## WRITTEN EXERCISE
Of the lines below, how many hold the string "hint"? Give only the number.
# start of EXTRACTED RECORDS
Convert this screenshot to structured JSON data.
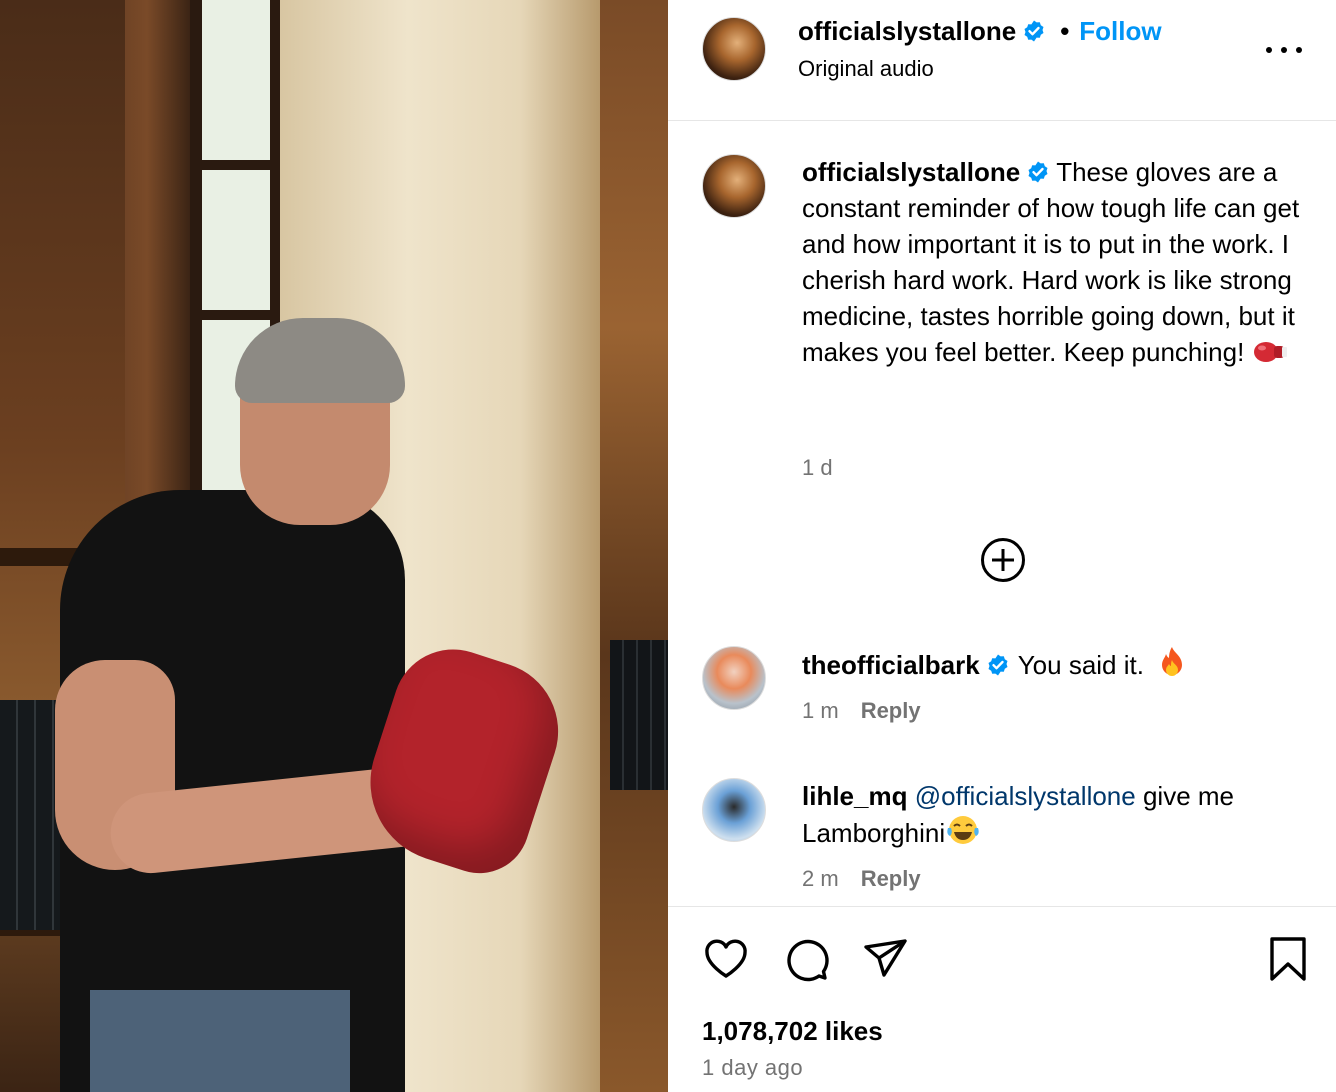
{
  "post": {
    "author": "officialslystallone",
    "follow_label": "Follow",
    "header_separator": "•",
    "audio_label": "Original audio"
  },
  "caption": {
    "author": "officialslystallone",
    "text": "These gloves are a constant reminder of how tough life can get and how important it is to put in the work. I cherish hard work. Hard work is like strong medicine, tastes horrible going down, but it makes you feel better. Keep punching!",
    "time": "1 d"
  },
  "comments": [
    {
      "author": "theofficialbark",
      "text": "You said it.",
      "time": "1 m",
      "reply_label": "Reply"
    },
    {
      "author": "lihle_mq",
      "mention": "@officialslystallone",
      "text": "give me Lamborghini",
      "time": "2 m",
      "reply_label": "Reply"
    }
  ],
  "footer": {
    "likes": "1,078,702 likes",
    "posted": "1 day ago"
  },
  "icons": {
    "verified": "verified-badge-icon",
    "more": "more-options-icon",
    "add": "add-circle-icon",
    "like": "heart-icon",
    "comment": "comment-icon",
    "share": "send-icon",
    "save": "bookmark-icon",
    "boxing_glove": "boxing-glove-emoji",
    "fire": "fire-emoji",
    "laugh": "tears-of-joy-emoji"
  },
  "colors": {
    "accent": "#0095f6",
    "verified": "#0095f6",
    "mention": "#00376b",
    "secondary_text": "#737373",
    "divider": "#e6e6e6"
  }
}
# end of EXTRACTED RECORDS
# start of EXTRACTED RECORDS
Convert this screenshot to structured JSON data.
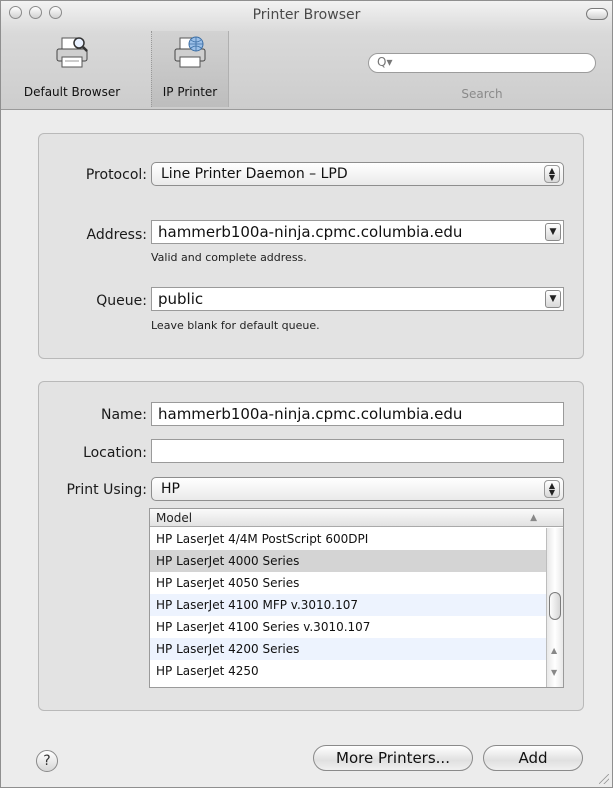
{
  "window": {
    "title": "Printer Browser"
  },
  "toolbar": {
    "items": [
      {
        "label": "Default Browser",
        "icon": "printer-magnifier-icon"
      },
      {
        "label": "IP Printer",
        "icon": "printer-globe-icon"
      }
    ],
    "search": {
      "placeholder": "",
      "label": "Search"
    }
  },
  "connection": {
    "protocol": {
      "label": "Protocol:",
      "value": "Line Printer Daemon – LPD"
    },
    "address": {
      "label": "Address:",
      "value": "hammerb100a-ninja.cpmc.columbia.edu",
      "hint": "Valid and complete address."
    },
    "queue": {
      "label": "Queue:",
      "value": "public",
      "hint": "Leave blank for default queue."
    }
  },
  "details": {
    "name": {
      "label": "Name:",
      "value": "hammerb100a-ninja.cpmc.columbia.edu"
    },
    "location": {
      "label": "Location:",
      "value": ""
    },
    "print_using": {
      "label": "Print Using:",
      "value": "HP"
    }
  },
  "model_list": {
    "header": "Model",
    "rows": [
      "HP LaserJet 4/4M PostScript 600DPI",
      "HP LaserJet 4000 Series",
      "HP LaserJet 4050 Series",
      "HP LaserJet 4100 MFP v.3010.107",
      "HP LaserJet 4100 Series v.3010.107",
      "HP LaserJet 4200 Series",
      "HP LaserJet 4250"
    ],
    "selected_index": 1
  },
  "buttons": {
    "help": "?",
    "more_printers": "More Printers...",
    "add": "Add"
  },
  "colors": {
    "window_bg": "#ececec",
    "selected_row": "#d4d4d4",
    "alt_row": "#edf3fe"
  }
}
# end of EXTRACTED RECORDS
## FINISHED EXERCISE
2